Фрагмент текста:
================

Вероятно, между хорошо известным пристрастием Достоевского к фактографичности и аналогией некоторых образов и эпизодов его произведений с фотографиями есть какая-то связь. Писатель часто обращается к газетным фактам как своего рода моментальным снимкам с действительности и одновременно устами Версилова дает весьма скептическую оценку фотографии 5 . Достоевского часто упрекали в нетипичности его персонажей, и за этим упреком стояло ощущение особых форм типизации, при которых исключительный факт, невероятное событие оказываются для автора более значимыми, нежели среднестатистический человек, укладывающийся, как правило, в рамки определенного стереотипного представления. При этом исключительный факт (ценность которого еще и в его прогностической силе, в способности открывать сокрытое, глубинное, но готовящееся к проявлению) странным образом пересекается с работой воображения, точнее, с теми возможностями, которые приписывает ему Достоевский.

В романе «Подросток» нарративным эквивалентом факто-/фотографичности является рассказчик, фиксирующий хаотичный, бессвязный речевой поток рассказывания, припоминания, общения. «Аутентичность, достоверность и искренность фактографии подтверждается отсутствием реципиента, т. е. конкретного литературного читателя» [Хансен-Леве, 229].

Некоторые факты творческой биографии Достоевского помогают лучше понять особенности его нарративных стратегий. Печатаясь в «Гражданине» в качестве публициста, первоначально Достоевский был вынужден обращаться к относительно узкому кругу читателей, отнюдь не будучи уверенным в полноценном отклике и чувствуя себя перед угрозой оттолкнуть читателей и говорить «в пустоту» 6 . Статьи начала 1870-х гг., в том числе опубликованные в «Дневнике писателя», содержат прямые и косвенные отражения того, как устанавливает Достоевский контакт с читателем, продираясь сквозь пелену либеральных клише (неприязнь писателя к этому вязкому болоту расхожих мнений, вульгаризованных и ставших популярными идей очень хорошо ощущается не только в «Дневнике писателя», но и в романе «Братья Карамазовы» — в том, например, как с чужих слов рассуждают Дмитрий Карамазов и Коля Красоткин). Вспомним также о конфликте братьев Достоевских с Ап. Григорьевым в период работы во «Времени», а также григорьевский образ одинокого «ненужного человека», вещающего в пустоту, хорошо известный Достоевскому и, как мы попытались показать [см.: Ковалев], повлиявший на замысел и коммуникативные стратегии повести «Записки из подполья».

Как справедливо отмечал Р. Г. Назиров, ни для одного русского писателя проблема читателя не стояла столь остро, как для Достоевского [см.: Назиров, 218]. Все перечисленные факты свидетельствуют о том, насколько важно было для автора «Подростка» установление контакта с читателем, а это требовало использования многообразных форм косвенного воздействия.

Итак, не следует забывать о том, что нарративные стратегии Аркадия Долгорукого — лишь способ для осуществления стратегий самого Достоевского. И если их можно рассматривать как отражение авторских стратегий, то необходимо учитывать, что это отражение неизбежно должно было принять искаженные черты. Как же подобрать ключ, позволяющий уловить суть той игры, которую ведет автор с читателем?

================

Исходные данные:

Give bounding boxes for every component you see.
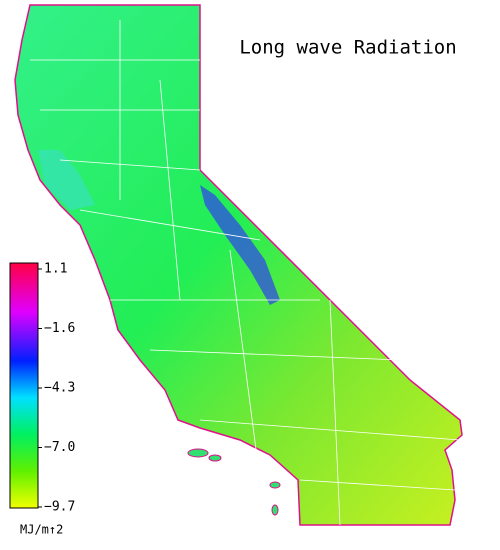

================

Условие задачи:
Воспроизведите дословно часть фрагмента о Достоевском, начиная со слов «Итак, не следует» и заканчивая словами «автор с читателем?».

Результат выполнения:
Итак, не следует забывать о том, что нарративные стратегии Аркадия Долгорукого — лишь способ для осуществления стратегий самого Достоевского. И если их можно рассматривать как отражение авторских стратегий, то необходимо учитывать, что это отражение неизбежно должно было принять искаженные черты. Как же подобрать ключ, позволяющий уловить суть той игры, которую ведет автор с читателем?